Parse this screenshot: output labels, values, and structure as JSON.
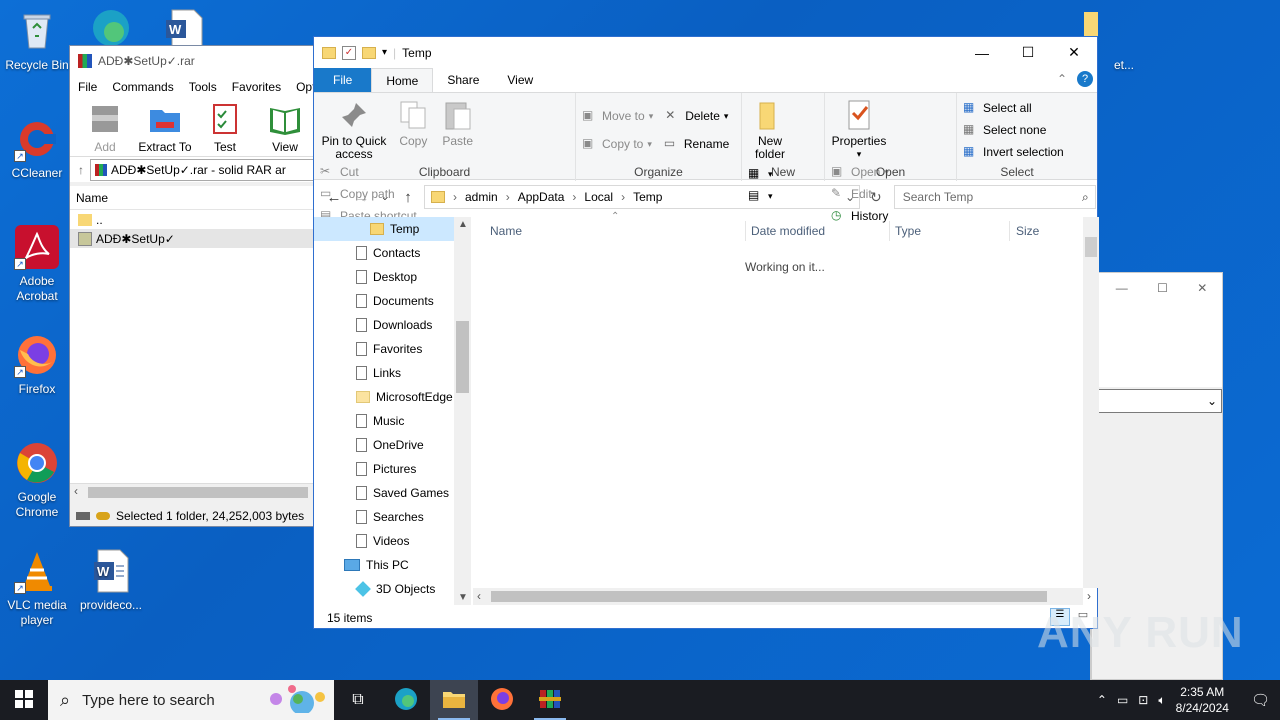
{
  "desktop": {
    "icons": [
      {
        "label": "Recycle Bin",
        "icon": "recycle-bin-icon"
      },
      {
        "label": "CCleaner",
        "icon": "ccleaner-icon"
      },
      {
        "label": "Adobe Acrobat",
        "icon": "acrobat-icon"
      },
      {
        "label": "Firefox",
        "icon": "firefox-icon"
      },
      {
        "label": "Google Chrome",
        "icon": "chrome-icon"
      },
      {
        "label": "VLC media player",
        "icon": "vlc-icon"
      },
      {
        "label": "provideco...",
        "icon": "word-doc-icon"
      },
      {
        "label": "et...",
        "icon": "folder-icon"
      }
    ]
  },
  "winrar": {
    "title": "ADĐ✱SetUp✓.rar",
    "menu": [
      "File",
      "Commands",
      "Tools",
      "Favorites",
      "Optio"
    ],
    "tools": [
      "Add",
      "Extract To",
      "Test",
      "View"
    ],
    "address": "ADĐ✱SetUp✓.rar - solid RAR ar",
    "column_name": "Name",
    "rows": [
      "..",
      "ADĐ✱SetUp✓"
    ],
    "status": "Selected 1 folder, 24,252,003 bytes"
  },
  "explorer": {
    "title": "Temp",
    "tabs": [
      "File",
      "Home",
      "Share",
      "View"
    ],
    "ribbon": {
      "clipboard": {
        "pin": "Pin to Quick access",
        "copy": "Copy",
        "paste": "Paste",
        "cut": "Cut",
        "copy_path": "Copy path",
        "paste_shortcut": "Paste shortcut",
        "label": "Clipboard"
      },
      "organize": {
        "move_to": "Move to",
        "copy_to": "Copy to",
        "delete": "Delete",
        "rename": "Rename",
        "label": "Organize"
      },
      "new": {
        "new_folder": "New folder",
        "label": "New"
      },
      "open": {
        "properties": "Properties",
        "open": "Open",
        "edit": "Edit",
        "history": "History",
        "label": "Open"
      },
      "select": {
        "select_all": "Select all",
        "select_none": "Select none",
        "invert": "Invert selection",
        "label": "Select"
      }
    },
    "breadcrumb": [
      "admin",
      "AppData",
      "Local",
      "Temp"
    ],
    "search_placeholder": "Search Temp",
    "nav_items": [
      "Temp",
      "Contacts",
      "Desktop",
      "Documents",
      "Downloads",
      "Favorites",
      "Links",
      "MicrosoftEdge",
      "Music",
      "OneDrive",
      "Pictures",
      "Saved Games",
      "Searches",
      "Videos",
      "This PC",
      "3D Objects"
    ],
    "columns": [
      "Name",
      "Date modified",
      "Type",
      "Size"
    ],
    "working_text": "Working on it...",
    "status": "15 items"
  },
  "taskbar": {
    "search_placeholder": "Type here to search",
    "time": "2:35 AM",
    "date": "8/24/2024"
  },
  "watermark": "ANY RUN",
  "colors": {
    "accent": "#1979ca",
    "taskbar": "#1a1c22",
    "desktop": "#0b64c8",
    "selection": "#cce8ff"
  }
}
----------
* Written task: Restate the whole of the material word for word without the pictures.

* Expected answer:
Parse this screenshot: output labels, values, and structure as JSON.
{
  "desktop": {
    "icons": [
      {
        "label": "Recycle Bin",
        "icon": "recycle-bin-icon"
      },
      {
        "label": "CCleaner",
        "icon": "ccleaner-icon"
      },
      {
        "label": "Adobe Acrobat",
        "icon": "acrobat-icon"
      },
      {
        "label": "Firefox",
        "icon": "firefox-icon"
      },
      {
        "label": "Google Chrome",
        "icon": "chrome-icon"
      },
      {
        "label": "VLC media player",
        "icon": "vlc-icon"
      },
      {
        "label": "provideco...",
        "icon": "word-doc-icon"
      },
      {
        "label": "et...",
        "icon": "folder-icon"
      }
    ]
  },
  "winrar": {
    "title": "ADĐ✱SetUp✓.rar",
    "menu": [
      "File",
      "Commands",
      "Tools",
      "Favorites",
      "Optio"
    ],
    "tools": [
      "Add",
      "Extract To",
      "Test",
      "View"
    ],
    "address": "ADĐ✱SetUp✓.rar - solid RAR ar",
    "column_name": "Name",
    "rows": [
      "..",
      "ADĐ✱SetUp✓"
    ],
    "status": "Selected 1 folder, 24,252,003 bytes"
  },
  "explorer": {
    "title": "Temp",
    "tabs": [
      "File",
      "Home",
      "Share",
      "View"
    ],
    "ribbon": {
      "clipboard": {
        "pin": "Pin to Quick access",
        "copy": "Copy",
        "paste": "Paste",
        "cut": "Cut",
        "copy_path": "Copy path",
        "paste_shortcut": "Paste shortcut",
        "label": "Clipboard"
      },
      "organize": {
        "move_to": "Move to",
        "copy_to": "Copy to",
        "delete": "Delete",
        "rename": "Rename",
        "label": "Organize"
      },
      "new": {
        "new_folder": "New folder",
        "label": "New"
      },
      "open": {
        "properties": "Properties",
        "open": "Open",
        "edit": "Edit",
        "history": "History",
        "label": "Open"
      },
      "select": {
        "select_all": "Select all",
        "select_none": "Select none",
        "invert": "Invert selection",
        "label": "Select"
      }
    },
    "breadcrumb": [
      "admin",
      "AppData",
      "Local",
      "Temp"
    ],
    "search_placeholder": "Search Temp",
    "nav_items": [
      "Temp",
      "Contacts",
      "Desktop",
      "Documents",
      "Downloads",
      "Favorites",
      "Links",
      "MicrosoftEdge",
      "Music",
      "OneDrive",
      "Pictures",
      "Saved Games",
      "Searches",
      "Videos",
      "This PC",
      "3D Objects"
    ],
    "columns": [
      "Name",
      "Date modified",
      "Type",
      "Size"
    ],
    "working_text": "Working on it...",
    "status": "15 items"
  },
  "taskbar": {
    "search_placeholder": "Type here to search",
    "time": "2:35 AM",
    "date": "8/24/2024"
  },
  "watermark": "ANY RUN",
  "colors": {
    "accent": "#1979ca",
    "taskbar": "#1a1c22",
    "desktop": "#0b64c8",
    "selection": "#cce8ff"
  }
}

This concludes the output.